Repeat each record below exactly as given.

Stored data
────────────────
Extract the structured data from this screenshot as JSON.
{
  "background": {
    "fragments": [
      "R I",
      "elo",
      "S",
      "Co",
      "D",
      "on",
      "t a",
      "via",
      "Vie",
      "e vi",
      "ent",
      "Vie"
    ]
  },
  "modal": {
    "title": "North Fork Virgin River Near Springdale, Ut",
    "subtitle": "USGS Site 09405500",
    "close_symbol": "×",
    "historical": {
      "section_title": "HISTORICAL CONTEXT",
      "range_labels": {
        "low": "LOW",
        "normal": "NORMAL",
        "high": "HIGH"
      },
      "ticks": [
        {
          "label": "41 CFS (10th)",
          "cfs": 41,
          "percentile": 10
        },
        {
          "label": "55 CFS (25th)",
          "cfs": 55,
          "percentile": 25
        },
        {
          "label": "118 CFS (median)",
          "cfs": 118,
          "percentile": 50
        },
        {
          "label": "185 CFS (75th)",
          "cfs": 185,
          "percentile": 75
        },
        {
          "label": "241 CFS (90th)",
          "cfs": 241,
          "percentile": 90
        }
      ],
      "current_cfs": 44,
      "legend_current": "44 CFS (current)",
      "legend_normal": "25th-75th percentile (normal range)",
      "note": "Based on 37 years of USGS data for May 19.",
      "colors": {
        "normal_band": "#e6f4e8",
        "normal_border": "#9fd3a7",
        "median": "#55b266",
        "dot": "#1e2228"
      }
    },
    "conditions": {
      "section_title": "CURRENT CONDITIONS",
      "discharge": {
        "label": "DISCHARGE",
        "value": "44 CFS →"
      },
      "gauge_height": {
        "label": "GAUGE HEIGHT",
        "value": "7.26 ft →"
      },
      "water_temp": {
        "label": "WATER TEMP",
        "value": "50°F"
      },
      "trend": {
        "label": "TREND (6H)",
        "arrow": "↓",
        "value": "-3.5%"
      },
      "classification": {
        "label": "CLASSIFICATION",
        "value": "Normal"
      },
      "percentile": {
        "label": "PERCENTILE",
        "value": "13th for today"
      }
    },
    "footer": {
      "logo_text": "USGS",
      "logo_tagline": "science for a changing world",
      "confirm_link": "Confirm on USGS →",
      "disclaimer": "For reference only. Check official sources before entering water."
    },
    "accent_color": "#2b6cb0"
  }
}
────────────────
COMPLETED TASK
Extract the structured data from this screenshot as JSON.
{
  "background": {
    "fragments": [
      "R I",
      "elo",
      "S",
      "Co",
      "D",
      "on",
      "t a",
      "via",
      "Vie",
      "e vi",
      "ent",
      "Vie"
    ]
  },
  "modal": {
    "title": "North Fork Virgin River Near Springdale, Ut",
    "subtitle": "USGS Site 09405500",
    "close_symbol": "×",
    "historical": {
      "section_title": "HISTORICAL CONTEXT",
      "range_labels": {
        "low": "LOW",
        "normal": "NORMAL",
        "high": "HIGH"
      },
      "ticks": [
        {
          "label": "41 CFS (10th)",
          "cfs": 41,
          "percentile": 10
        },
        {
          "label": "55 CFS (25th)",
          "cfs": 55,
          "percentile": 25
        },
        {
          "label": "118 CFS (median)",
          "cfs": 118,
          "percentile": 50
        },
        {
          "label": "185 CFS (75th)",
          "cfs": 185,
          "percentile": 75
        },
        {
          "label": "241 CFS (90th)",
          "cfs": 241,
          "percentile": 90
        }
      ],
      "current_cfs": 44,
      "legend_current": "44 CFS (current)",
      "legend_normal": "25th-75th percentile (normal range)",
      "note": "Based on 37 years of USGS data for May 19.",
      "colors": {
        "normal_band": "#e6f4e8",
        "normal_border": "#9fd3a7",
        "median": "#55b266",
        "dot": "#1e2228"
      }
    },
    "conditions": {
      "section_title": "CURRENT CONDITIONS",
      "discharge": {
        "label": "DISCHARGE",
        "value": "44 CFS →"
      },
      "gauge_height": {
        "label": "GAUGE HEIGHT",
        "value": "7.26 ft →"
      },
      "water_temp": {
        "label": "WATER TEMP",
        "value": "50°F"
      },
      "trend": {
        "label": "TREND (6H)",
        "arrow": "↓",
        "value": "-3.5%"
      },
      "classification": {
        "label": "CLASSIFICATION",
        "value": "Normal"
      },
      "percentile": {
        "label": "PERCENTILE",
        "value": "13th for today"
      }
    },
    "footer": {
      "logo_text": "USGS",
      "logo_tagline": "science for a changing world",
      "confirm_link": "Confirm on USGS →",
      "disclaimer": "For reference only. Check official sources before entering water."
    },
    "accent_color": "#2b6cb0"
  }
}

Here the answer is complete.